● Directions for this task: Search the material below for the word "Novo". Copy every line that has it.

───── Available records

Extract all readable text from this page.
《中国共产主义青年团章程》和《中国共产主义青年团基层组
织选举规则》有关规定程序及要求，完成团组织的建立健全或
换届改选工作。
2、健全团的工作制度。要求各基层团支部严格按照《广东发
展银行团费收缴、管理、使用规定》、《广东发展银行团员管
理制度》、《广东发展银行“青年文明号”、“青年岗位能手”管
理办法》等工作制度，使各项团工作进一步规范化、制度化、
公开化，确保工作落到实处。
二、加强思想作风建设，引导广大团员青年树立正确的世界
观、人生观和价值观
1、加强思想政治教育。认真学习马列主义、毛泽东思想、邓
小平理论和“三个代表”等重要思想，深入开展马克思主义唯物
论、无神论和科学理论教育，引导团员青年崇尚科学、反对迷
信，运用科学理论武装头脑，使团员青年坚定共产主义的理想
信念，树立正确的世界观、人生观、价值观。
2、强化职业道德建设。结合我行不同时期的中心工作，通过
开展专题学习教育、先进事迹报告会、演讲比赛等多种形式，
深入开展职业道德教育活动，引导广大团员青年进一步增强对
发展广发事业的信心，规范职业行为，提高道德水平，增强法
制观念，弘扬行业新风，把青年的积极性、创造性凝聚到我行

──────────
───── Available records

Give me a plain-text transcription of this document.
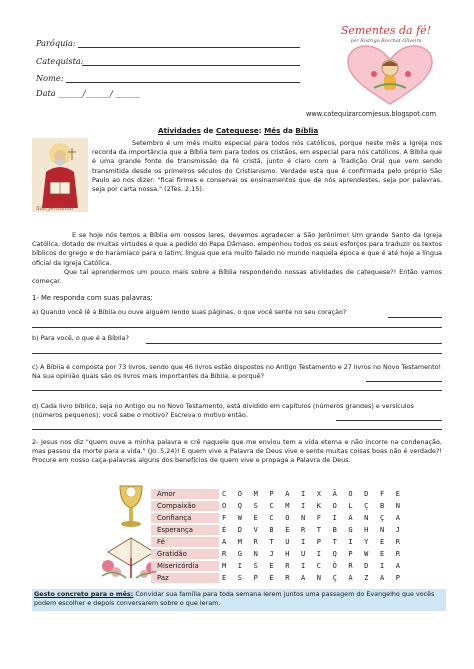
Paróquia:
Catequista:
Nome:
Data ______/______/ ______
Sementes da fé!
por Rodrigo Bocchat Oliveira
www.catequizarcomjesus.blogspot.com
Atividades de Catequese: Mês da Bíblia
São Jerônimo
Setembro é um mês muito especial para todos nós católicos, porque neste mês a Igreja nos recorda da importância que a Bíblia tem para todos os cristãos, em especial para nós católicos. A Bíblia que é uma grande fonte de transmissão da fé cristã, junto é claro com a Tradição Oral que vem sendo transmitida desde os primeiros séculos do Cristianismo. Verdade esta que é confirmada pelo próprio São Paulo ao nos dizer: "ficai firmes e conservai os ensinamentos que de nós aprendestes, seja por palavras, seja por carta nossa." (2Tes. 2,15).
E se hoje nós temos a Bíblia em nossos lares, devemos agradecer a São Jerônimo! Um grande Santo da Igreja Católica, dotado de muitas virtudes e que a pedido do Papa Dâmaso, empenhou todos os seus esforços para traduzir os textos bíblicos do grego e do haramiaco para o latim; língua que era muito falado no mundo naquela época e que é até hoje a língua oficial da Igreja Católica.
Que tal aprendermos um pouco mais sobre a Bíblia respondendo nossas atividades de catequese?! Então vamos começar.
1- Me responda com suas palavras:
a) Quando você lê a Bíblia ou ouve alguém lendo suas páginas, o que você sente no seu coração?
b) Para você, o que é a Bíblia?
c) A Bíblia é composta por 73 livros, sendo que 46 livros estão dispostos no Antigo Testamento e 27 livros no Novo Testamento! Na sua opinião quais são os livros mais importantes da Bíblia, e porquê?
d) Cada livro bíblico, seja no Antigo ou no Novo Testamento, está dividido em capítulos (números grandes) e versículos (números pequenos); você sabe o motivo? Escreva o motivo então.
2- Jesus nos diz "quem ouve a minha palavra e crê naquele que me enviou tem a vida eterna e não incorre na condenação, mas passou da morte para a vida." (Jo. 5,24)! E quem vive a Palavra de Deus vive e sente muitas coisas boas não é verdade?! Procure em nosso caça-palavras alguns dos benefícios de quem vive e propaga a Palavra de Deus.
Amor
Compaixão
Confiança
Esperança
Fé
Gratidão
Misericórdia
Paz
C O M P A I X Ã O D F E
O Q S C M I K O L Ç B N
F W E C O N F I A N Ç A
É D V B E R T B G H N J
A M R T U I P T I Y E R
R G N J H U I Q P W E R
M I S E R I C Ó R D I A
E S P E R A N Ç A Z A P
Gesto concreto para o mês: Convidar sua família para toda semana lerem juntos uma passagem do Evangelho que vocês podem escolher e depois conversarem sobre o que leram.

──────────
───── Available records

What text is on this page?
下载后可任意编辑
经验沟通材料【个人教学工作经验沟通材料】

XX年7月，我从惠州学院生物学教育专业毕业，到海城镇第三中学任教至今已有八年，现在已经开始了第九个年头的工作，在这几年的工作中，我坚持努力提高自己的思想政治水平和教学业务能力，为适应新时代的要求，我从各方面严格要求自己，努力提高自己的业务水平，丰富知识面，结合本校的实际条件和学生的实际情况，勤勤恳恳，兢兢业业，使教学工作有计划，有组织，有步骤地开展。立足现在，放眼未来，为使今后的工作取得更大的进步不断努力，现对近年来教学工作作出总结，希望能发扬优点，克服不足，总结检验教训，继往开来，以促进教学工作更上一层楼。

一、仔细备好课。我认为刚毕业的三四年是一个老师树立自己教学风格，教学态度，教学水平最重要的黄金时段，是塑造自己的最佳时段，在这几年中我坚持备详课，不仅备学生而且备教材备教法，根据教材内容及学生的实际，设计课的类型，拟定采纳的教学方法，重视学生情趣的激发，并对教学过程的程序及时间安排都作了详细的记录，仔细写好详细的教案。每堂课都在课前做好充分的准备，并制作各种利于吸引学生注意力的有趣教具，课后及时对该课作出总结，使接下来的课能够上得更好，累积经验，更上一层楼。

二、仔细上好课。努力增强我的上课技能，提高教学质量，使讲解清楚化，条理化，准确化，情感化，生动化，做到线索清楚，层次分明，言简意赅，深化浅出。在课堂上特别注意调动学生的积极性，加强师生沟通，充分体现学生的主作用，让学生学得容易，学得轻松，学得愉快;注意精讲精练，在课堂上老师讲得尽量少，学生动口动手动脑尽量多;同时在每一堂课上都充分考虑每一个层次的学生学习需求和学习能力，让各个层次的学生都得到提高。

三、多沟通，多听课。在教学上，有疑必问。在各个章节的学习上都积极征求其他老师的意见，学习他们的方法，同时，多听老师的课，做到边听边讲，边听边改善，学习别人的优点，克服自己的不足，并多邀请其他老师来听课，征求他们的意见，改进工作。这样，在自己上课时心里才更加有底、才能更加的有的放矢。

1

──────────

● In response:
c) A Bíblia é composta por 73 livros, sendo que 46 livros estão dispostos no Antigo Testamento e 27 livros no Novo Testamento! Na sua opinião quais são os livros mais importantes da Bíblia, e porquê?
d) Cada livro bíblico, seja no Antigo ou no Novo Testamento, está dividido em capítulos (números grandes) e versículos (números pequenos); você sabe o motivo? Escreva o motivo então.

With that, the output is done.